# [Task prompt]
Write out the listing in full, matching it word for word.
-- START OF Information shown --
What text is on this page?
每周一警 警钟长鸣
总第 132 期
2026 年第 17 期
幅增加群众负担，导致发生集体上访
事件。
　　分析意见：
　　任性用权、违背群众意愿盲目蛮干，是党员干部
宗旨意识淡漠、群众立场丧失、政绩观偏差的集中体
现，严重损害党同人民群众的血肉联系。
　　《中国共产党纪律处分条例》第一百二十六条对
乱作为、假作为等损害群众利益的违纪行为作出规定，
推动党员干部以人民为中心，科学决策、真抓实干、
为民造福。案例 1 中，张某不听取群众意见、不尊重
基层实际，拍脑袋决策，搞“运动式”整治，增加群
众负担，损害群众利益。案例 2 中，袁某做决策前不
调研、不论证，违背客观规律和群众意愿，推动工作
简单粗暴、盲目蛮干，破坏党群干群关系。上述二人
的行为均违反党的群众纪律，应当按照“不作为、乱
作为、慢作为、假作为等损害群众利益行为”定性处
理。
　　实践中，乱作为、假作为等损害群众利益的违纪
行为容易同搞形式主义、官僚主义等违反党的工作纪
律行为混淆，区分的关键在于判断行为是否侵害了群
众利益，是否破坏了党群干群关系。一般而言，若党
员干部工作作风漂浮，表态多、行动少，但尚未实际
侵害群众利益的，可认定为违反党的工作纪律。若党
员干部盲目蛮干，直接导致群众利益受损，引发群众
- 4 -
-- END OF Information shown --
# [Exercise output]
What text is on this page?
每周一警 警钟长鸣
总第 132 期
2026 年第 17 期
幅增加群众负担，导致发生集体上访
事件。
　　分析意见：
　　任性用权、违背群众意愿盲目蛮干，是党员干部
宗旨意识淡漠、群众立场丧失、政绩观偏差的集中体
现，严重损害党同人民群众的血肉联系。
　　《中国共产党纪律处分条例》第一百二十六条对
乱作为、假作为等损害群众利益的违纪行为作出规定，
推动党员干部以人民为中心，科学决策、真抓实干、
为民造福。案例 1 中，张某不听取群众意见、不尊重
基层实际，拍脑袋决策，搞“运动式”整治，增加群
众负担，损害群众利益。案例 2 中，袁某做决策前不
调研、不论证，违背客观规律和群众意愿，推动工作
简单粗暴、盲目蛮干，破坏党群干群关系。上述二人
的行为均违反党的群众纪律，应当按照“不作为、乱
作为、慢作为、假作为等损害群众利益行为”定性处
理。
　　实践中，乱作为、假作为等损害群众利益的违纪
行为容易同搞形式主义、官僚主义等违反党的工作纪
律行为混淆，区分的关键在于判断行为是否侵害了群
众利益，是否破坏了党群干群关系。一般而言，若党
员干部工作作风漂浮，表态多、行动少，但尚未实际
侵害群众利益的，可认定为违反党的工作纪律。若党
员干部盲目蛮干，直接导致群众利益受损，引发群众
- 4 -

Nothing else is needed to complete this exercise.